→ **WHAT THE EXERCISE ASKS**: Search the records that follow and extract every line containing the string "touch".
-- start of SUPPLIED RECORDS --
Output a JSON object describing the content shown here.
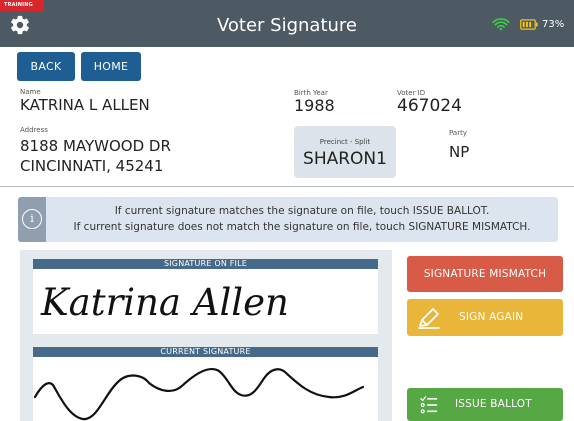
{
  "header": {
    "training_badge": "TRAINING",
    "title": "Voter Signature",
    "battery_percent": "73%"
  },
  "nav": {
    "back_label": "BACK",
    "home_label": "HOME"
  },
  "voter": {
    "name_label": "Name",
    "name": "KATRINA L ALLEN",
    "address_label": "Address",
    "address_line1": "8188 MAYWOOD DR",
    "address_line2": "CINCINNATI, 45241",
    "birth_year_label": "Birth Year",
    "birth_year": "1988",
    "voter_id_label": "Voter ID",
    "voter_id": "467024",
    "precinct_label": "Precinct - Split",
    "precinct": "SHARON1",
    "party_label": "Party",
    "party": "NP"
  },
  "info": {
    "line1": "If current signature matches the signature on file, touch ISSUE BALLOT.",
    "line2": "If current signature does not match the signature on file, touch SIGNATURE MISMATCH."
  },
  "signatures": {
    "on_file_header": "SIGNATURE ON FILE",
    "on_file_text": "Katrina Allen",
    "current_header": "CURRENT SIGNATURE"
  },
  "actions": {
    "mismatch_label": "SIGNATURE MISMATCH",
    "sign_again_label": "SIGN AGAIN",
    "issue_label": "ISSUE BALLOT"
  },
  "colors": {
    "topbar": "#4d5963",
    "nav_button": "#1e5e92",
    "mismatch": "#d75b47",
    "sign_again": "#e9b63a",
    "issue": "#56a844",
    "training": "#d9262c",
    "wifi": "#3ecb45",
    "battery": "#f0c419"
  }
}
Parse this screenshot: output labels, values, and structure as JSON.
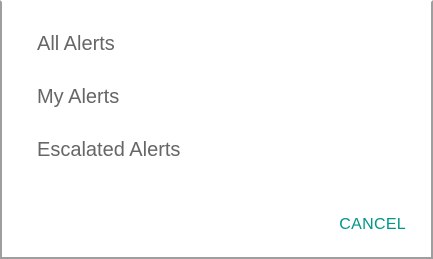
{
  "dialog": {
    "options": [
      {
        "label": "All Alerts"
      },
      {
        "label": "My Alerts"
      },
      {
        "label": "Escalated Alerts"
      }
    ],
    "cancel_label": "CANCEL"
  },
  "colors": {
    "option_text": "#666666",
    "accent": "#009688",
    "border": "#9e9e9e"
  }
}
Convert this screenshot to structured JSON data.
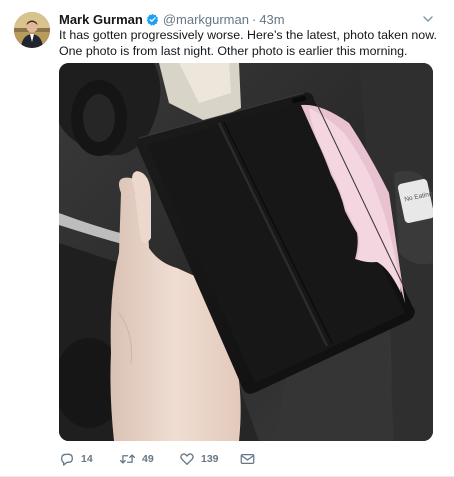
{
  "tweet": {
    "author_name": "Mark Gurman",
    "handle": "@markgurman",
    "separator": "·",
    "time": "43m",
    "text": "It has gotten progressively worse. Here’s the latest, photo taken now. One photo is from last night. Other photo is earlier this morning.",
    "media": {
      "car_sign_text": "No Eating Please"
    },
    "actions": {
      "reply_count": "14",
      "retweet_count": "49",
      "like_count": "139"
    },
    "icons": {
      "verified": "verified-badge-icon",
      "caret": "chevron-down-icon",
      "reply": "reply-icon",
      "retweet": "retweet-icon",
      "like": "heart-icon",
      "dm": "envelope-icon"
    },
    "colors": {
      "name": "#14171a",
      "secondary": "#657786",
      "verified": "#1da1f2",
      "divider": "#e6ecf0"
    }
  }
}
-- end of SUPPLIED RECORDS --
→ **SOLUTION**:
    "line1": "If current signature matches the signature on file, touch ISSUE BALLOT.",
    "line2": "If current signature does not match the signature on file, touch SIGNATURE MISMATCH."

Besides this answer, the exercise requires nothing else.